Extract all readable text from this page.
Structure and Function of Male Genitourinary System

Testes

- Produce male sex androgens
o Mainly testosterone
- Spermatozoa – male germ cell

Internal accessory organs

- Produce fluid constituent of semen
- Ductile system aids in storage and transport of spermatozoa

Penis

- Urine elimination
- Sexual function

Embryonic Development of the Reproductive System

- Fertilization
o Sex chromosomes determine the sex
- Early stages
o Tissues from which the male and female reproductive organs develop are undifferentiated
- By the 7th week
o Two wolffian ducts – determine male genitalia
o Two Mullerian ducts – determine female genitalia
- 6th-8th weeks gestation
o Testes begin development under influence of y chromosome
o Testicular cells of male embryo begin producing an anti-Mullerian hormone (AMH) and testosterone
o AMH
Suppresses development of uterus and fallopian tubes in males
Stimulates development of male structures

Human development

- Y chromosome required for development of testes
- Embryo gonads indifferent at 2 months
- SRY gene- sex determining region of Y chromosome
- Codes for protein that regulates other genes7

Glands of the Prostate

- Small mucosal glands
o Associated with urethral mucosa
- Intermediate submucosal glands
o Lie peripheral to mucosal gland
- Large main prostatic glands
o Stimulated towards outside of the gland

──────

BRIEF: Every line of the listing above that includes "organs" should be copied out.

TASK SOLUTION:
Internal accessory organs
o Tissues from which the male and female reproductive organs develop are undifferentiated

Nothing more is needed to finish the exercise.